Set problem => Pictures should be excluded; otherwise, copy every entry exactly.

(Saved data entries)
****************
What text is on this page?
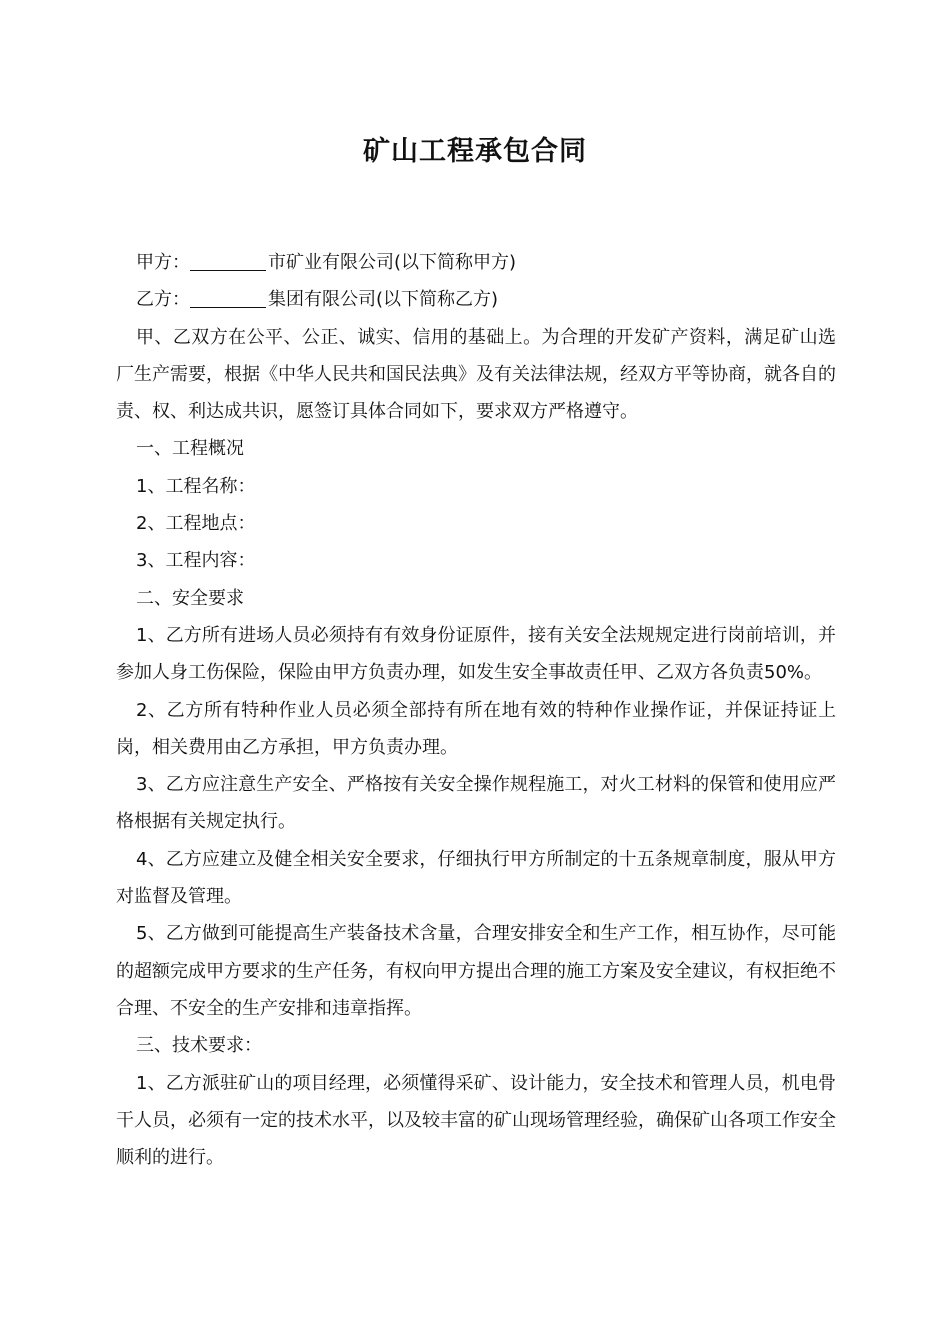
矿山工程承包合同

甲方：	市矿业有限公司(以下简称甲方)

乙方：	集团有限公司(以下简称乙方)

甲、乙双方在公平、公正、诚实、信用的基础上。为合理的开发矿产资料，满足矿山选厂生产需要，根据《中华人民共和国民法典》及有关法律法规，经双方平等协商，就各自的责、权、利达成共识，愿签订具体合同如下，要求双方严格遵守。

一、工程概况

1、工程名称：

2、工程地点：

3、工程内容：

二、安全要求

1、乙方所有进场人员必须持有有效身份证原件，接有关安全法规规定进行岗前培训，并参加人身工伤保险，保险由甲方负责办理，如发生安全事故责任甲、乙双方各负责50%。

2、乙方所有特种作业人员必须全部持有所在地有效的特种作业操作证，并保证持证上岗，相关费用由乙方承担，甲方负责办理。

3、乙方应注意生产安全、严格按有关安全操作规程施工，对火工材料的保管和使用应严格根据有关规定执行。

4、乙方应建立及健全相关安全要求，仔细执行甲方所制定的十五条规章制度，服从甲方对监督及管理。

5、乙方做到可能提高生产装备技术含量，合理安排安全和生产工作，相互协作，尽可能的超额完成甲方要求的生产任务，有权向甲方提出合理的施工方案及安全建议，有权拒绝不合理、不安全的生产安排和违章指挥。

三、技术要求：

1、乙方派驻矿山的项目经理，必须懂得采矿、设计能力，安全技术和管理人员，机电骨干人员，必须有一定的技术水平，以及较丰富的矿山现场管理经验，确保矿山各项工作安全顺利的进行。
****************
Result below =>
What text is on this page?
矿山工程承包合同

甲方：	市矿业有限公司(以下简称甲方)

乙方：	集团有限公司(以下简称乙方)

甲、乙双方在公平、公正、诚实、信用的基础上。为合理的开发矿产资料，满足矿山选厂生产需要，根据《中华人民共和国民法典》及有关法律法规，经双方平等协商，就各自的责、权、利达成共识，愿签订具体合同如下，要求双方严格遵守。

一、工程概况

1、工程名称：

2、工程地点：

3、工程内容：

二、安全要求

1、乙方所有进场人员必须持有有效身份证原件，接有关安全法规规定进行岗前培训，并参加人身工伤保险，保险由甲方负责办理，如发生安全事故责任甲、乙双方各负责50%。

2、乙方所有特种作业人员必须全部持有所在地有效的特种作业操作证，并保证持证上岗，相关费用由乙方承担，甲方负责办理。

3、乙方应注意生产安全、严格按有关安全操作规程施工，对火工材料的保管和使用应严格根据有关规定执行。

4、乙方应建立及健全相关安全要求，仔细执行甲方所制定的十五条规章制度，服从甲方对监督及管理。

5、乙方做到可能提高生产装备技术含量，合理安排安全和生产工作，相互协作，尽可能的超额完成甲方要求的生产任务，有权向甲方提出合理的施工方案及安全建议，有权拒绝不合理、不安全的生产安排和违章指挥。

三、技术要求：

1、乙方派驻矿山的项目经理，必须懂得采矿、设计能力，安全技术和管理人员，机电骨干人员，必须有一定的技术水平，以及较丰富的矿山现场管理经验，确保矿山各项工作安全顺利的进行。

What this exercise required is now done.